* begin Extracted information *
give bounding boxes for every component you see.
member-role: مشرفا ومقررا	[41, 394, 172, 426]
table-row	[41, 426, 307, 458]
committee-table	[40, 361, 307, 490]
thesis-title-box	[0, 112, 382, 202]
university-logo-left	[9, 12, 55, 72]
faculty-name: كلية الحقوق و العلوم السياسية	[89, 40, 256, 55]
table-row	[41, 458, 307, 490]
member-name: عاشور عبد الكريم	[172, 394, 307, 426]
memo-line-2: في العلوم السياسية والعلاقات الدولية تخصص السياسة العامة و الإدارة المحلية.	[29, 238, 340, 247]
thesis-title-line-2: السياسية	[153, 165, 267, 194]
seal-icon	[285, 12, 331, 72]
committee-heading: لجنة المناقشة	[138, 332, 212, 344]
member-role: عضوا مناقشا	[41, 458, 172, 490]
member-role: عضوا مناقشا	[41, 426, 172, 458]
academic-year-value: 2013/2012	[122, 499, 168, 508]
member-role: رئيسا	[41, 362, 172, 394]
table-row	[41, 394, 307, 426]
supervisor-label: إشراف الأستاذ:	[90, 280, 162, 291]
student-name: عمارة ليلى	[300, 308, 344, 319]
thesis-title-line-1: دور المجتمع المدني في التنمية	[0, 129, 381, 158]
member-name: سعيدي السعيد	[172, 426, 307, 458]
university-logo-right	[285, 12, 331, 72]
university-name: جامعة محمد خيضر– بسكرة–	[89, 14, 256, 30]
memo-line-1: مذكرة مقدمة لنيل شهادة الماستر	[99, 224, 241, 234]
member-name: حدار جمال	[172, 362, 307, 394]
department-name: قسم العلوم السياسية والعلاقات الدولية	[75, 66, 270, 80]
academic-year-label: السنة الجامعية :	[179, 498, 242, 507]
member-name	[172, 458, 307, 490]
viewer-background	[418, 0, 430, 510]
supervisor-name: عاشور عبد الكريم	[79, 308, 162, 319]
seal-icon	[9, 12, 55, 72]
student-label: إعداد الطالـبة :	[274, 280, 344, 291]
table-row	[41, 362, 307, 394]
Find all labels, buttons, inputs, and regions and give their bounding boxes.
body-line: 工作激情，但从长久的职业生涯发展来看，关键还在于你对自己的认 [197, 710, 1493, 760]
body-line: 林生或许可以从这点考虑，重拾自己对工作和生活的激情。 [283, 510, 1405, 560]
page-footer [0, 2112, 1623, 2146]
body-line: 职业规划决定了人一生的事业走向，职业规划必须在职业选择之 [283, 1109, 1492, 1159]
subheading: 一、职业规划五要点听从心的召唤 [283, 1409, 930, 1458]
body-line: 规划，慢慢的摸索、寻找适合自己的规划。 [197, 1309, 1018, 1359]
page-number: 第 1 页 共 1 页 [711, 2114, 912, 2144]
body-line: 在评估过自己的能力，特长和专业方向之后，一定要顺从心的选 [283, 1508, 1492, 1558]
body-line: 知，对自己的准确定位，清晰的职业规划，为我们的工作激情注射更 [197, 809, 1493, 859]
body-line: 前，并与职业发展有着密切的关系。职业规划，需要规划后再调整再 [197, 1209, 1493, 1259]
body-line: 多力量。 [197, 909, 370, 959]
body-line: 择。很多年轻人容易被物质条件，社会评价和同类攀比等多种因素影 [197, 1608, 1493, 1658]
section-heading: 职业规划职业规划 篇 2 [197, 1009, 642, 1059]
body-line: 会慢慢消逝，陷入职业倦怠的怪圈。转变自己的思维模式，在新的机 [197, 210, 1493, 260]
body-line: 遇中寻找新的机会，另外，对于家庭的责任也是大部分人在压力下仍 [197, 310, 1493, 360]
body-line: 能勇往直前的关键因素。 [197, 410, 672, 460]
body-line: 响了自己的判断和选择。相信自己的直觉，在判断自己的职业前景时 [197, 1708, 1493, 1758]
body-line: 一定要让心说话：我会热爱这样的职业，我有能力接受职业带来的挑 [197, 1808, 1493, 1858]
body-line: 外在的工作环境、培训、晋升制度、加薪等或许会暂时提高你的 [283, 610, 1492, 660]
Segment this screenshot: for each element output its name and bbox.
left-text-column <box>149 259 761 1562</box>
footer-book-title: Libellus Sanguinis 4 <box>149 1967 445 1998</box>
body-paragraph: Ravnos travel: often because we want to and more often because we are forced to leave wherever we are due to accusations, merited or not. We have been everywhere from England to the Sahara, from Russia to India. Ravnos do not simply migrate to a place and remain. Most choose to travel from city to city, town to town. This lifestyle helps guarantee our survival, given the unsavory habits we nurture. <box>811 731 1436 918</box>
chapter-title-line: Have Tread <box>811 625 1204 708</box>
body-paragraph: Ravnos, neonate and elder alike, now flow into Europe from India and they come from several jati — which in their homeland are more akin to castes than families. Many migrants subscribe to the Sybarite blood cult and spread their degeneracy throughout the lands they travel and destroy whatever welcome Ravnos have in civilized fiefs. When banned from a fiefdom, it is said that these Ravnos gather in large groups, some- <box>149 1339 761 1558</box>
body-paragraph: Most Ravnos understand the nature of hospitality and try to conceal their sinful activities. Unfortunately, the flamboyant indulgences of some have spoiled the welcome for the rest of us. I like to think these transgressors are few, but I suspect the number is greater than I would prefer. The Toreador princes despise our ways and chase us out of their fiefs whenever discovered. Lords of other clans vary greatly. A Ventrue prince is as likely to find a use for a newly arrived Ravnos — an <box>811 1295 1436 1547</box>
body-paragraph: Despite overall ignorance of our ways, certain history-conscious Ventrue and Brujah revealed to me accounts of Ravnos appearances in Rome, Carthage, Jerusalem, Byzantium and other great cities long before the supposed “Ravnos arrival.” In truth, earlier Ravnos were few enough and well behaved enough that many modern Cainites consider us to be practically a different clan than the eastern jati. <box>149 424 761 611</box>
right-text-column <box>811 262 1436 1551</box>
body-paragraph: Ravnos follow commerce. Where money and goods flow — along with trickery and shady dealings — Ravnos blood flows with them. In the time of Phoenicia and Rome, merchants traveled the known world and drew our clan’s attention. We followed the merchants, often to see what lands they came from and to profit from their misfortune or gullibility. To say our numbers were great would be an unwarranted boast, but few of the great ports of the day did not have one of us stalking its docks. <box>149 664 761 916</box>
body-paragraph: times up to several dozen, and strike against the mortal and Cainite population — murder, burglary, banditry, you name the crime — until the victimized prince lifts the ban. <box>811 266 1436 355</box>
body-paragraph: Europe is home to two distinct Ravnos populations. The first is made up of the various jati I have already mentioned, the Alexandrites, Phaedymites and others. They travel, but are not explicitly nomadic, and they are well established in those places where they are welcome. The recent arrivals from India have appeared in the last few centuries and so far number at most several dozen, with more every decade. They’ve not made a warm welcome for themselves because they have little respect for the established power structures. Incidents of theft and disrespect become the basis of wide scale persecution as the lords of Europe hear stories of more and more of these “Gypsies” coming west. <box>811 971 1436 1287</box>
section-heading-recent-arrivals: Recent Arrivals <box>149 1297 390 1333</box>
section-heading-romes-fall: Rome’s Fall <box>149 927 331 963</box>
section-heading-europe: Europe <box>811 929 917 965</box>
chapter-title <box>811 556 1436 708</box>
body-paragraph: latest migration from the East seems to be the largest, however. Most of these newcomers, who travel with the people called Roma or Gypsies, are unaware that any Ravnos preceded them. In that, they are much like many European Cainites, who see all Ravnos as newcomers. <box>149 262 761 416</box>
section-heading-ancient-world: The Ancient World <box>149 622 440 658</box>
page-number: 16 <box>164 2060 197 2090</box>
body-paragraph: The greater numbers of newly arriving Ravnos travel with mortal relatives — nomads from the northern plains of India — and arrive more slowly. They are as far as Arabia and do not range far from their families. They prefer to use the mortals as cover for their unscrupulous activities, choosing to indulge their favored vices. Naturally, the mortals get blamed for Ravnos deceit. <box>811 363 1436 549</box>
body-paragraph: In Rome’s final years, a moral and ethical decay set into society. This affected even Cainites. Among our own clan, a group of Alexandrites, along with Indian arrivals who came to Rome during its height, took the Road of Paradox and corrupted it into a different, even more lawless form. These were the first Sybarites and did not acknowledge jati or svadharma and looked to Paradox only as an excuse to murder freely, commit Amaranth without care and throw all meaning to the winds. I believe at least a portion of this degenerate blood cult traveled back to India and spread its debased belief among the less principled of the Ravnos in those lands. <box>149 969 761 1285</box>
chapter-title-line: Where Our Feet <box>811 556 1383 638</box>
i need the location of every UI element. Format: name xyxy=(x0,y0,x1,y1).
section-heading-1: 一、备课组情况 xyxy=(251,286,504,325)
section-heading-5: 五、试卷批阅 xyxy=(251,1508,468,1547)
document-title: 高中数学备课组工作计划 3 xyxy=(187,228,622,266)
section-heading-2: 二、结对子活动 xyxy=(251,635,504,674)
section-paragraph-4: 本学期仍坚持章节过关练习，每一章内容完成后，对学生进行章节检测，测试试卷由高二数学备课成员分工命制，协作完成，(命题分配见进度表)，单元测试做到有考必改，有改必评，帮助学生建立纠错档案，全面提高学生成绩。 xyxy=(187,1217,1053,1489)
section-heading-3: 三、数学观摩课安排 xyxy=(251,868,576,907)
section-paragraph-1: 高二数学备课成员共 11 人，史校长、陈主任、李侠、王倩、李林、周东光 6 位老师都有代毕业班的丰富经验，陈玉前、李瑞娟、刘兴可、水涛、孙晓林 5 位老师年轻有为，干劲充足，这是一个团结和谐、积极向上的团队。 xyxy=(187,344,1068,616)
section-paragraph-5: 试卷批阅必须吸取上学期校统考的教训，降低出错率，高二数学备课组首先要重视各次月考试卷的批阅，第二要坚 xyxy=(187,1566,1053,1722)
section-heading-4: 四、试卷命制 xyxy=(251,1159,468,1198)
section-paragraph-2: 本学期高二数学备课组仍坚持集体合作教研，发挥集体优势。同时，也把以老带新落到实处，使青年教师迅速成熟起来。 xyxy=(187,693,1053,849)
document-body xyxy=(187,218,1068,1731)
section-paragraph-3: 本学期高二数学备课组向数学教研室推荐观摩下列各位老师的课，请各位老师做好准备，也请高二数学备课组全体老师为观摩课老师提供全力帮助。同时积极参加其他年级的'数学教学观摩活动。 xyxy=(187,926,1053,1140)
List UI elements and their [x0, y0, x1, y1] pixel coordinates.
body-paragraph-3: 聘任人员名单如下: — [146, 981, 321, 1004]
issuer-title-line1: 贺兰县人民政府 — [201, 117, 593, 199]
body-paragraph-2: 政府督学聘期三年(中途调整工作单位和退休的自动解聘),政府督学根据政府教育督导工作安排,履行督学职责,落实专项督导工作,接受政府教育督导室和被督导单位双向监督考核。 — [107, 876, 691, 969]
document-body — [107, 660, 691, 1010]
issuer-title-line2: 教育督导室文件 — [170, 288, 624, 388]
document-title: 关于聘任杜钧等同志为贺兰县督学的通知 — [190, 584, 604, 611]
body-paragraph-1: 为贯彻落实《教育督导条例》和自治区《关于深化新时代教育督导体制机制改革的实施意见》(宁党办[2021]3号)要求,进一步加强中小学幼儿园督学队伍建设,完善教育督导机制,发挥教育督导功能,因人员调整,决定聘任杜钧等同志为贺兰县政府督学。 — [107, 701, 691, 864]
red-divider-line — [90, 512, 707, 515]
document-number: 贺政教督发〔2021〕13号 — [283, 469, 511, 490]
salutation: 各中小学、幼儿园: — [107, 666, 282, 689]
* end Extracted information *
**Task to carry out:** Copy out every line in the entries above that contains the string "footer". Case counts, so only match lines where it appears in exactly that case.

**The reply:**
page-footer [0, 2112, 1623, 2146]
footer-book-title: Libellus Sanguinis 4 <box>149 1967 445 1998</box>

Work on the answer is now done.